▶ **INSTRUCTION**: Copy out each line of the listing that has the word "collaborazione" in it.

▶ **GIVEN DATA**:
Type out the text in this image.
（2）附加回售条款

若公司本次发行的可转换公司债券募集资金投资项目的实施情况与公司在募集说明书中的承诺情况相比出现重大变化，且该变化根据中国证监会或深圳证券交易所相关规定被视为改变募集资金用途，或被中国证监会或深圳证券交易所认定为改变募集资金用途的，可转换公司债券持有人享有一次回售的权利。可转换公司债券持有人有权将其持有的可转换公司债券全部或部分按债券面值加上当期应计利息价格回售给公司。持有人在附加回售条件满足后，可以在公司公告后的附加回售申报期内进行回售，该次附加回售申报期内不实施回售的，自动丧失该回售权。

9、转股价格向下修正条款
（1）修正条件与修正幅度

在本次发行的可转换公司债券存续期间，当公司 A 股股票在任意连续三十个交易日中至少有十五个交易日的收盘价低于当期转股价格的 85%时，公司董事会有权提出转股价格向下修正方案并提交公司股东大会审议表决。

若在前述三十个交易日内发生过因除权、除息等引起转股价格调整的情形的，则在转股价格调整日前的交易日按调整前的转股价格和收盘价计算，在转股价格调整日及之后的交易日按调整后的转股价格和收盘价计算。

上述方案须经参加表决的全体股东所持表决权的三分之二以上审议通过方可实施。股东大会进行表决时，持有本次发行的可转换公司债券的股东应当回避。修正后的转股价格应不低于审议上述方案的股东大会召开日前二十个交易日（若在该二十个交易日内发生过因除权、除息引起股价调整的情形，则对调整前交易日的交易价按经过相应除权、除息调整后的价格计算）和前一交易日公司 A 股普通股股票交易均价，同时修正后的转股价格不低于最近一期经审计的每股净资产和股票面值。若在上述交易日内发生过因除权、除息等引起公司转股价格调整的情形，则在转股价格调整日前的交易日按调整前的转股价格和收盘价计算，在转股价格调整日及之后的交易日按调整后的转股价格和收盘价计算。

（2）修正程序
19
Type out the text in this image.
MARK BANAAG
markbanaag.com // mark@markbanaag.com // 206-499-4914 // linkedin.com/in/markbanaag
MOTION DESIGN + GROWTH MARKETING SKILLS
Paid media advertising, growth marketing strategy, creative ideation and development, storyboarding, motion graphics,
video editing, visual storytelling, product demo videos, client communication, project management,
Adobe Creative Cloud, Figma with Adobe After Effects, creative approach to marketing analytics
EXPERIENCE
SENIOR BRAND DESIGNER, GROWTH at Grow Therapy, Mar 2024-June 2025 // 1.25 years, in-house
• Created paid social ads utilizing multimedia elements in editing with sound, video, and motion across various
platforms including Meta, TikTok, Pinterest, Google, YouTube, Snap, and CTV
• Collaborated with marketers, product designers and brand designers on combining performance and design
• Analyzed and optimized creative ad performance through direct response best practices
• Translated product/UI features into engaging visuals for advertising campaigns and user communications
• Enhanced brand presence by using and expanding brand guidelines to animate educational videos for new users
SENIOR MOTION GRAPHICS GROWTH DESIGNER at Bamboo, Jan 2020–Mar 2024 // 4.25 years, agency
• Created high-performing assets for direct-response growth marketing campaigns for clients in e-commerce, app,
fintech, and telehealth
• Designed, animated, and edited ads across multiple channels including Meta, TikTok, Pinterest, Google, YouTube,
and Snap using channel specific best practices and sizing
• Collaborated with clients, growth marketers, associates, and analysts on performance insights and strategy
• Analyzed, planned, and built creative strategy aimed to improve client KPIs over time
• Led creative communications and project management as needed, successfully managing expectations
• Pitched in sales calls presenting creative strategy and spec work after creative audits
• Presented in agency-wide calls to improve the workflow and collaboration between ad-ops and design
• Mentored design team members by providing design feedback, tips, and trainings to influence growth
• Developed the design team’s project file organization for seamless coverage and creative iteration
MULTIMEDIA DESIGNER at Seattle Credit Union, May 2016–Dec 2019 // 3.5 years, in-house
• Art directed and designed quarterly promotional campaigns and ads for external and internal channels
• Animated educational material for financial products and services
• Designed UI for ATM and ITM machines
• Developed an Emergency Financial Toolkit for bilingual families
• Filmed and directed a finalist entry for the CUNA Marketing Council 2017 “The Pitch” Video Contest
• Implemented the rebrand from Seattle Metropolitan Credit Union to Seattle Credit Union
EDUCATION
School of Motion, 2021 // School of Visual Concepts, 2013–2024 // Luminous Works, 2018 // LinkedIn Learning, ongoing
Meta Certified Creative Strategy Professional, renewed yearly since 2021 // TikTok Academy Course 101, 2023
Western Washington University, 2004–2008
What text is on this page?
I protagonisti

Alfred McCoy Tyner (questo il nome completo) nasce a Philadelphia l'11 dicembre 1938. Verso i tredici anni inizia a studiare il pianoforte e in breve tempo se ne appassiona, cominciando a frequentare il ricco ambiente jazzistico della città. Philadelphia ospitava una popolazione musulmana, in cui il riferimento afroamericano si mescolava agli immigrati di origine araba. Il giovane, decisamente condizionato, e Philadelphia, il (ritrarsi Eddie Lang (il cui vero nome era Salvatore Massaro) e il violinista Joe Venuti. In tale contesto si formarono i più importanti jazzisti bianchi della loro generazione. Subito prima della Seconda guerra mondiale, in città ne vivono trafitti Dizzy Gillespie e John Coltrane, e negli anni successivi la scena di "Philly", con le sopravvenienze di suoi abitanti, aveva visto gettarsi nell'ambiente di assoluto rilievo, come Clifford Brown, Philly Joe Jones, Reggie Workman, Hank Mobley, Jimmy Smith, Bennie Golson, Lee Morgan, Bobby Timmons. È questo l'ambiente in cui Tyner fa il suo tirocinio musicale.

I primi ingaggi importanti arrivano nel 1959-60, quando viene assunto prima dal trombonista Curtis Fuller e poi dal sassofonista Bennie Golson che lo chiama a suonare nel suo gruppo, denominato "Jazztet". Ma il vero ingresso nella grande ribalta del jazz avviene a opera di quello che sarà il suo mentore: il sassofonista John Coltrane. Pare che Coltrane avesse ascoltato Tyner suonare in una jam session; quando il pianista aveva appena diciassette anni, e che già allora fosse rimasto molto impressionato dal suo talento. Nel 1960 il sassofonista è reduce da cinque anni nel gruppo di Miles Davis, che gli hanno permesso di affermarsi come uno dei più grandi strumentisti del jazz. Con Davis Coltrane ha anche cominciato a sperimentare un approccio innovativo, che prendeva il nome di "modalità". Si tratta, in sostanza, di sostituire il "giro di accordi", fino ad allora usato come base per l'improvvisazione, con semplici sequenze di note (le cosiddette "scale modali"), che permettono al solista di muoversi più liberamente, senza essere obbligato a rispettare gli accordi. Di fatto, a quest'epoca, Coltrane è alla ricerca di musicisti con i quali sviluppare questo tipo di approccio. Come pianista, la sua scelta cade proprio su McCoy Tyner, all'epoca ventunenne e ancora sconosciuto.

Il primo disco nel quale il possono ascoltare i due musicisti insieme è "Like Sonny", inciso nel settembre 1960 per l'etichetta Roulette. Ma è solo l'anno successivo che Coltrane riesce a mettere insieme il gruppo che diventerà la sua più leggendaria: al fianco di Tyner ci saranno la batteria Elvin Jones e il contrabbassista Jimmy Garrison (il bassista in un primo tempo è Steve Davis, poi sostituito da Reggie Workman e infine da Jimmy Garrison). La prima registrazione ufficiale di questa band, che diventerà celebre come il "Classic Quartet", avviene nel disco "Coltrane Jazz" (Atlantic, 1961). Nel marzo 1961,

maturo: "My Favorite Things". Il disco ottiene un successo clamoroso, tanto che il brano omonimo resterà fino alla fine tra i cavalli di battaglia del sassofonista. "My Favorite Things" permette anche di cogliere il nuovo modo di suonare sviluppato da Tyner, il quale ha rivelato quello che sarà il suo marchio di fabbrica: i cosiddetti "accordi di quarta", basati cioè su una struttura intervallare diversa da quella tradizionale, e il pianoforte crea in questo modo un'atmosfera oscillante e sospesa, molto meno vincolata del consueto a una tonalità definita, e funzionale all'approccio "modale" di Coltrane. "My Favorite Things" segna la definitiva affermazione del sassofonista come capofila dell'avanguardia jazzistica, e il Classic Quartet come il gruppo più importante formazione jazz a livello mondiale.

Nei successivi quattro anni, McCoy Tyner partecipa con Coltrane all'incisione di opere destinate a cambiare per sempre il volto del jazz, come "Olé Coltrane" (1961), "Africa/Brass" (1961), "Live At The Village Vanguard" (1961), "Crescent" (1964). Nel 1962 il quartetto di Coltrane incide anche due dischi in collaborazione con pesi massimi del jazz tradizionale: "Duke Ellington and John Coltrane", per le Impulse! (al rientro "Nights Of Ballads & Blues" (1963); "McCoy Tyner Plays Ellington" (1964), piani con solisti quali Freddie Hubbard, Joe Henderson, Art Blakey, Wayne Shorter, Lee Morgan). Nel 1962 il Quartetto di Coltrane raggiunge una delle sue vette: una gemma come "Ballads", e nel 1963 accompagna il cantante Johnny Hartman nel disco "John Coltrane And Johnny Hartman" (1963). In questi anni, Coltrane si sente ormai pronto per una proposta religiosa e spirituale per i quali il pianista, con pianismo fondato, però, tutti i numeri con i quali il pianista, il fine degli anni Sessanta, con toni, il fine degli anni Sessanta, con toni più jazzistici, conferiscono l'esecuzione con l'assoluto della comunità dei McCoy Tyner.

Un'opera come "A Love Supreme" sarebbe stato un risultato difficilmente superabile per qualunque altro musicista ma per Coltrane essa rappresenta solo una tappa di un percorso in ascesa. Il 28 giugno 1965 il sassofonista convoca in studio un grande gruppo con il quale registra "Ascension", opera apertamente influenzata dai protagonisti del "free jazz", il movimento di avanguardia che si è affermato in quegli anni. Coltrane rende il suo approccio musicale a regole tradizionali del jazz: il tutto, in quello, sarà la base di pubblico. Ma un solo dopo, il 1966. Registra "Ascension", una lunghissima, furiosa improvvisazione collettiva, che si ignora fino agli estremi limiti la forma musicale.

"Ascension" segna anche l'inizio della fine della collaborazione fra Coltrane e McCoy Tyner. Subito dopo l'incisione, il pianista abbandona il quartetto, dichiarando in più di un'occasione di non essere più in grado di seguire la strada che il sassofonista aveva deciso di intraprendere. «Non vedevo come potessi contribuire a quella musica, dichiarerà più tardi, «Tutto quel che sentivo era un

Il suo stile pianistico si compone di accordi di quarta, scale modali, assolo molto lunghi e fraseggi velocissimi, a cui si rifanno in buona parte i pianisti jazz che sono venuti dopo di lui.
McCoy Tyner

▶ **COMPLETED TASK**:
Nei successivi quattro anni, McCoy Tyner partecipa con Coltrane all'incisione di opere destinate a cambiare per sempre il volto del jazz, come "Olé Coltrane" (1961), "Africa/Brass" (1961), "Live At The Village Vanguard" (1961), "Crescent" (1964). Nel 1962 il quartetto di Coltrane incide anche due dischi in collaborazione con pesi massimi del jazz tradizionale: "Duke Ellington and John Coltrane", per le Impulse! (al rientro "Nights Of Ballads & Blues" (1963); "McCoy Tyner Plays Ellington" (1964), piani con solisti quali Freddie Hubbard, Joe Henderson, Art Blakey, Wayne Shorter, Lee Morgan). Nel 1962 il Quartetto di Coltrane raggiunge una delle sue vette: una gemma come "Ballads", e nel 1963 accompagna il cantante Johnny Hartman nel disco "John Coltrane And Johnny Hartman" (1963). In questi anni, Coltrane si sente ormai pronto per una proposta religiosa e spirituale per i quali il pianista, con pianismo fondato, però, tutti i numeri con i quali il pianista, il fine degli anni Sessanta, con toni, il fine degli anni Sessanta, con toni più jazzistici, conferiscono l'esecuzione con l'assoluto della comunità dei McCoy Tyner.
"Ascension" segna anche l'inizio della fine della collaborazione fra Coltrane e McCoy Tyner. Subito dopo l'incisione, il pianista abbandona il quartetto, dichiarando in più di un'occasione di non essere più in grado di seguire la strada che il sassofonista aveva deciso di intraprendere. «Non vedevo come potessi contribuire a quella musica, dichiarerà più tardi, «Tutto quel che sentivo era un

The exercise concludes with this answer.